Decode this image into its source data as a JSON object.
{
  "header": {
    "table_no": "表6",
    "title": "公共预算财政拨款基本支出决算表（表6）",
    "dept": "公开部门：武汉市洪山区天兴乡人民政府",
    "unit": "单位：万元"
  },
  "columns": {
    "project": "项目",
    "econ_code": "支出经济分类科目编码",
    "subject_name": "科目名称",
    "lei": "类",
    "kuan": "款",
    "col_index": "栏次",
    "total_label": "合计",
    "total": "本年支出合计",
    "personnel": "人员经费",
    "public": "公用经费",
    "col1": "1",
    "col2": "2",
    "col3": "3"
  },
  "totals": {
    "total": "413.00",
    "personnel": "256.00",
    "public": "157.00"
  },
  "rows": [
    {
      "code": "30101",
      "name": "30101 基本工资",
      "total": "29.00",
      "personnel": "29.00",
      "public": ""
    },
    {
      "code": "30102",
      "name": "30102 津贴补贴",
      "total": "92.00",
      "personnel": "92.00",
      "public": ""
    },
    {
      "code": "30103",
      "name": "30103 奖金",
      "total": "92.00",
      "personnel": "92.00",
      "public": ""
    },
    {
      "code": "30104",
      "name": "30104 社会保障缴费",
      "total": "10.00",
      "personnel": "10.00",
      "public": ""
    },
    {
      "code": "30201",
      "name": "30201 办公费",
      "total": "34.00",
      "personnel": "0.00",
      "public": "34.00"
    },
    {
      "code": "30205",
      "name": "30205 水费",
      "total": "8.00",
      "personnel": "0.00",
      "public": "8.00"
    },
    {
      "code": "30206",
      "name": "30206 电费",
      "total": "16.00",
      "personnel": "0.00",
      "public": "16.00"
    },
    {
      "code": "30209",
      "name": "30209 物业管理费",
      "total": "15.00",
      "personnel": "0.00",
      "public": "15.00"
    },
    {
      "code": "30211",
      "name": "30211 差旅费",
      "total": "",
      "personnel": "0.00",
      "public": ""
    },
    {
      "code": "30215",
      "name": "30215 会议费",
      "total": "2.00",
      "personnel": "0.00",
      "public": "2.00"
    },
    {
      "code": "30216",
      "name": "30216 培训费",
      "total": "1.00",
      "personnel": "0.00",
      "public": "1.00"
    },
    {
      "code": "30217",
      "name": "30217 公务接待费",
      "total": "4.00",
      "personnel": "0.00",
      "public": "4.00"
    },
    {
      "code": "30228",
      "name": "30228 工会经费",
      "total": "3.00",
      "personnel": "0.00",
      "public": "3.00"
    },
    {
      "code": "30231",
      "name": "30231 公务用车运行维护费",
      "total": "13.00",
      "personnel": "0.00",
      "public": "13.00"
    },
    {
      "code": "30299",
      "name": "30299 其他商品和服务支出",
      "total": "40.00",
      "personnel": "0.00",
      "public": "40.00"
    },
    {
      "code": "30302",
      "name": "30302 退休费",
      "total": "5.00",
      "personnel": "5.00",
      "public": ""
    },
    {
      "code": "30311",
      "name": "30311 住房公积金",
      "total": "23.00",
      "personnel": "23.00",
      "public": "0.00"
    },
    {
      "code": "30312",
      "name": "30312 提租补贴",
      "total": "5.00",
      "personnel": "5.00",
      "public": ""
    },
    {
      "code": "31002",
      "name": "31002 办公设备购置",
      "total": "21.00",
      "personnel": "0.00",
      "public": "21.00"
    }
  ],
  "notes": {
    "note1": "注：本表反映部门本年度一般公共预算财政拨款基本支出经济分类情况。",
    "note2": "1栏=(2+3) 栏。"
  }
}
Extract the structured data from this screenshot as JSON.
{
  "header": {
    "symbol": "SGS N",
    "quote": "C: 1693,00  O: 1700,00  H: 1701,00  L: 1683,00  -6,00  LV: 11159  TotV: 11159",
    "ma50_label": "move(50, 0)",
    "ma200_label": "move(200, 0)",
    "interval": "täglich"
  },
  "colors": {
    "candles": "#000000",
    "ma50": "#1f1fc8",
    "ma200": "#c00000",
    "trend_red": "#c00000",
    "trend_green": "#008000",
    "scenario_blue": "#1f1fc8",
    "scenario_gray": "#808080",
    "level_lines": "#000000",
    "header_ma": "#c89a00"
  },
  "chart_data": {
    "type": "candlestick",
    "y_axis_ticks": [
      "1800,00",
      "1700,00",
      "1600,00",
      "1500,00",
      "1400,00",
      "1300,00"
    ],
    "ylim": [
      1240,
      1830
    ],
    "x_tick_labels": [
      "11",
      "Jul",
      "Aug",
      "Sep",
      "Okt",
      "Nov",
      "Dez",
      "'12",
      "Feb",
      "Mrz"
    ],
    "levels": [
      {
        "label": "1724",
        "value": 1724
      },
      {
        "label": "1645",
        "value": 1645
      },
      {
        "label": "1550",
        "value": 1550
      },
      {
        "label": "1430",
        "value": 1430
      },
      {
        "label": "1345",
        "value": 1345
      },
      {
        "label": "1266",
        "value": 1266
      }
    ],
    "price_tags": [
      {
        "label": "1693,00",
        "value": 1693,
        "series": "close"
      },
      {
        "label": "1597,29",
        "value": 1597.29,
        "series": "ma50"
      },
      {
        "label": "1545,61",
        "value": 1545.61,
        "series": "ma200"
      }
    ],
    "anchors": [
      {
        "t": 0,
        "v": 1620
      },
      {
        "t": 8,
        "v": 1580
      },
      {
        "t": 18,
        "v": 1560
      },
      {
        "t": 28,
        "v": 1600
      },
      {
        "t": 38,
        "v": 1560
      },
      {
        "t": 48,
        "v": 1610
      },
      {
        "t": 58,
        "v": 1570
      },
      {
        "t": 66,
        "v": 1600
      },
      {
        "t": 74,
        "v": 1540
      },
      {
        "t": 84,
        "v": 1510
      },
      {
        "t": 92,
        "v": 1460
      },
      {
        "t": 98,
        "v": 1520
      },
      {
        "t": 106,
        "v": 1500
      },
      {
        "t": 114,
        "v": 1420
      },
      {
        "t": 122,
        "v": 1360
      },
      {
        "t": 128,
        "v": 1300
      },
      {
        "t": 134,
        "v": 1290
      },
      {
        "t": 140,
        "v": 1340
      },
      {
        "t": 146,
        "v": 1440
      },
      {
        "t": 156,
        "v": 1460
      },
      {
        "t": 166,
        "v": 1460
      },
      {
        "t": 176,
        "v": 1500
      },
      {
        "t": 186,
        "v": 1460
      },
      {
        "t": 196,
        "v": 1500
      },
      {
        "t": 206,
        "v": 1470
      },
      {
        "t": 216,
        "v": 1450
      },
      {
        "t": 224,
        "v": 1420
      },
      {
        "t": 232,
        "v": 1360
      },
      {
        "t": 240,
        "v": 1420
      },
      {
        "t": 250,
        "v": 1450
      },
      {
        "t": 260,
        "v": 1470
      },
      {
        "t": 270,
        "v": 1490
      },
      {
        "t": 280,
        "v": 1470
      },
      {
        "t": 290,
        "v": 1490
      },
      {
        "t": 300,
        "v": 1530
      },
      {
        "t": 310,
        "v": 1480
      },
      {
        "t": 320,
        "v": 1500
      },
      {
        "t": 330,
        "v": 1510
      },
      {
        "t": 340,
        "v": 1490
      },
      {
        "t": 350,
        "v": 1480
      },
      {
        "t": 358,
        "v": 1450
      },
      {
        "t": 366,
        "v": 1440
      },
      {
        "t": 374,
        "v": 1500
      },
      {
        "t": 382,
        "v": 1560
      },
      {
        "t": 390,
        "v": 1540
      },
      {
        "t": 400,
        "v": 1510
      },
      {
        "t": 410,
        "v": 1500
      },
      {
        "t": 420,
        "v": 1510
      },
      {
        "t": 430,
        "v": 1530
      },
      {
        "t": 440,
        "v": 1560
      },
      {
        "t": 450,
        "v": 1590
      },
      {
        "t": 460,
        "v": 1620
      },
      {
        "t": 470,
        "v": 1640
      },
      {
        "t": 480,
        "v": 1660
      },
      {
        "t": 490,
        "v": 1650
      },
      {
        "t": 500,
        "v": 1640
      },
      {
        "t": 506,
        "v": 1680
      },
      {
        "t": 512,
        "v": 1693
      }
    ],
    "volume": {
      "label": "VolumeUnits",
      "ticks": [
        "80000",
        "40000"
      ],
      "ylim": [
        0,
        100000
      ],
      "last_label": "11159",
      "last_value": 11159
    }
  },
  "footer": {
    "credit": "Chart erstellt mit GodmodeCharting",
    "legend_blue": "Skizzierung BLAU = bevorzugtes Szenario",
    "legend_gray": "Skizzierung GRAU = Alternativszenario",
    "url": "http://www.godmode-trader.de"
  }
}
☆ ☆ ☆
GIVEN INSTRUCTION — Write out every line of the listing that holds the word "move".

CORRECT RESULT —
    "ma50_label": "move(50, 0)",
    "ma200_label": "move(200, 0)",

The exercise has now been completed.